** Begin Data to process **

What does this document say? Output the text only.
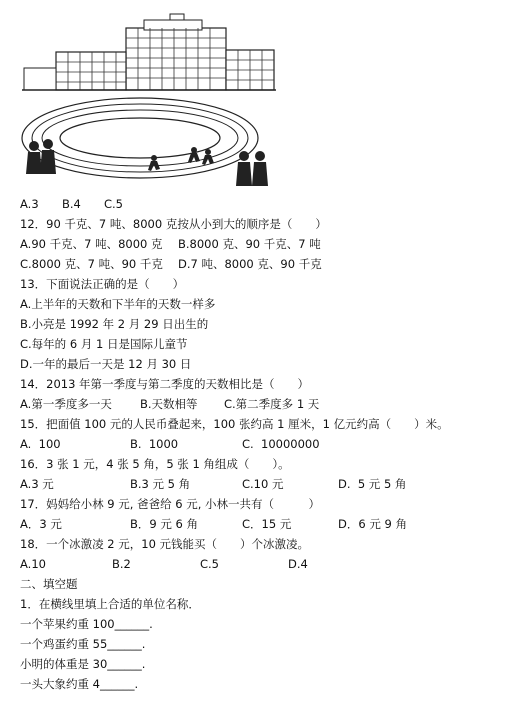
A.3 B.4 C.5
12．90 千克、7 吨、8000 克按从小到大的顺序是（　　）
A.90 千克、7 吨、8000 克 B.8000 克、90 千克、7 吨
C.8000 克、7 吨、90 千克 D.7 吨、8000 克、90 千克
13．下面说法正确的是（　　）
A.上半年的天数和下半年的天数一样多
B.小亮是 1992 年 2 月 29 日出生的
C.每年的 6 月 1 日是国际儿童节
D.一年的最后一天是 12 月 30 日
14．2013 年第一季度与第二季度的天数相比是（　　）
A.第一季度多一天 B.天数相等 C.第二季度多 1 天
15．把面值 100 元的人民币叠起来，100 张约高 1 厘米，1 亿元约高（　　）米。
A.  100	B.  1000	C.  10000000
16．3 张 1 元，4 张 5 角，5 张 1 角组成（　　）。
A.3 元	B.3 元 5 角	C.10 元	D.  5 元 5 角
17．妈妈给小林 9 元, 爸爸给 6 元, 小林一共有（　　　）
A．3 元	B．9 元 6 角	C．15 元	D．6 元 9 角
18．一个冰激凌 2 元，10 元钱能买（　　）个冰激凌。
A.10	B.2	C.5	D.4
二、填空题
1．在横线里填上合适的单位名称．
一个苹果约重 100______.
一个鸡蛋约重 55______.
小明的体重是 30______.
一头大象约重 4______.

** End Data to process **

◆ What you are asked to do:
Each line in the records above should be reproduced exactly; images are not copied.

◆ Result for this exercise:
What does this document say? Output the text only.
A.3 B.4 C.5
12．90 千克、7 吨、8000 克按从小到大的顺序是（　　）
A.90 千克、7 吨、8000 克 B.8000 克、90 千克、7 吨
C.8000 克、7 吨、90 千克 D.7 吨、8000 克、90 千克
13．下面说法正确的是（　　）
A.上半年的天数和下半年的天数一样多
B.小亮是 1992 年 2 月 29 日出生的
C.每年的 6 月 1 日是国际儿童节
D.一年的最后一天是 12 月 30 日
14．2013 年第一季度与第二季度的天数相比是（　　）
A.第一季度多一天 B.天数相等 C.第二季度多 1 天
15．把面值 100 元的人民币叠起来，100 张约高 1 厘米，1 亿元约高（　　）米。
A.  100	B.  1000	C.  10000000
16．3 张 1 元，4 张 5 角，5 张 1 角组成（　　）。
A.3 元	B.3 元 5 角	C.10 元	D.  5 元 5 角
17．妈妈给小林 9 元, 爸爸给 6 元, 小林一共有（　　　）
A．3 元	B．9 元 6 角	C．15 元	D．6 元 9 角
18．一个冰激凌 2 元，10 元钱能买（　　）个冰激凌。
A.10	B.2	C.5	D.4
二、填空题
1．在横线里填上合适的单位名称．
一个苹果约重 100______.
一个鸡蛋约重 55______.
小明的体重是 30______.
一头大象约重 4______.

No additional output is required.